**Your goal**: Tally the lines in the listing below that include "Efficient". Answer with the count and nothing more.

[Collection entries]

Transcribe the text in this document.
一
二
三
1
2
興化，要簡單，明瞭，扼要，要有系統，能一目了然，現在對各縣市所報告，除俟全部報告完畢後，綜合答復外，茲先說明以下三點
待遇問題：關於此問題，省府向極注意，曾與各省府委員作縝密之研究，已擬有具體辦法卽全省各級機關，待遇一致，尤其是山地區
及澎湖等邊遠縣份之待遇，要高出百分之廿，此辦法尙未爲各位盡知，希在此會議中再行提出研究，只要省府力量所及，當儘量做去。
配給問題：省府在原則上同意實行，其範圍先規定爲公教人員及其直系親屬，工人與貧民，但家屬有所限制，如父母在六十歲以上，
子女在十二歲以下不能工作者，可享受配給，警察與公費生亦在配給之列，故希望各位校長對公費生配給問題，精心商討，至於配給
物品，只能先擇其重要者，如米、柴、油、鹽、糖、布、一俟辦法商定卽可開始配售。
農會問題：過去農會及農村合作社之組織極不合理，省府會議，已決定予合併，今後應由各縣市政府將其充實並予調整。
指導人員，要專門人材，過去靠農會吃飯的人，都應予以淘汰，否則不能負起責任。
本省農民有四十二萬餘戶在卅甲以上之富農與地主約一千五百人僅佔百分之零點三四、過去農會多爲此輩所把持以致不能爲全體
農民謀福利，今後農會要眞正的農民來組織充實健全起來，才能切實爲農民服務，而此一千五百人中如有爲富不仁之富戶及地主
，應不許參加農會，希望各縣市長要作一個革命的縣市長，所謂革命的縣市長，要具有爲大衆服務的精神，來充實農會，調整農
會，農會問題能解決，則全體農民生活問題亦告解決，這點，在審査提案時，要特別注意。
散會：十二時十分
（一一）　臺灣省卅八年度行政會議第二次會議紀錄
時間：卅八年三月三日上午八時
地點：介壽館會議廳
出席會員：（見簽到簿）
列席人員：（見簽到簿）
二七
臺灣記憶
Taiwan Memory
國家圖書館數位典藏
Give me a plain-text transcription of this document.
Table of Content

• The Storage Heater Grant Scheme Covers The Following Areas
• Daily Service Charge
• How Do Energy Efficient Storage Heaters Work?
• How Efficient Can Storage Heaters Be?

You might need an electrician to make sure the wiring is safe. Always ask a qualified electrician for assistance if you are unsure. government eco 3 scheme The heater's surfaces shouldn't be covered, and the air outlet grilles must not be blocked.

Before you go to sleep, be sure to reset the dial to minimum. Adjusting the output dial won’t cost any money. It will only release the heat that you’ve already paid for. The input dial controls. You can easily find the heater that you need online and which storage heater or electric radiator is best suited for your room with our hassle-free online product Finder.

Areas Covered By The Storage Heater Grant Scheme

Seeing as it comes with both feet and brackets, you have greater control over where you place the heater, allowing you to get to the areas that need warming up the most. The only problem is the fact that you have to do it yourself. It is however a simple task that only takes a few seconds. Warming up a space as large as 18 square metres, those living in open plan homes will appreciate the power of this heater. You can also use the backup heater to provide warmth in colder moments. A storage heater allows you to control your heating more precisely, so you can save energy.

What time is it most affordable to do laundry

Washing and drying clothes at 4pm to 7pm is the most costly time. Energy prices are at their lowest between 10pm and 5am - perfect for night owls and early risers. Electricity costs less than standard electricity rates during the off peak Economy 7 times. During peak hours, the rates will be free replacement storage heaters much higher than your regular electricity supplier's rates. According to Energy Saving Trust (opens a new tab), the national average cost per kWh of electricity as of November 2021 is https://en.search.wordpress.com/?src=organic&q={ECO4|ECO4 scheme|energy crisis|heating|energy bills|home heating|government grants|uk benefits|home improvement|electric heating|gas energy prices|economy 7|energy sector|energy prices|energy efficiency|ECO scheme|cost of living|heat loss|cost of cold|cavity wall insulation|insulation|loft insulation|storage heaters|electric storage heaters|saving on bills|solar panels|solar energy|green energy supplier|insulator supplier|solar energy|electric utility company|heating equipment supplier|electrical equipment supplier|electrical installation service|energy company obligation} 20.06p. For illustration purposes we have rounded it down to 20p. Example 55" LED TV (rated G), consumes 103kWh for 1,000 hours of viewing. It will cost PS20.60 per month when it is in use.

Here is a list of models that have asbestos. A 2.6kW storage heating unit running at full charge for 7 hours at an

**Result**: 2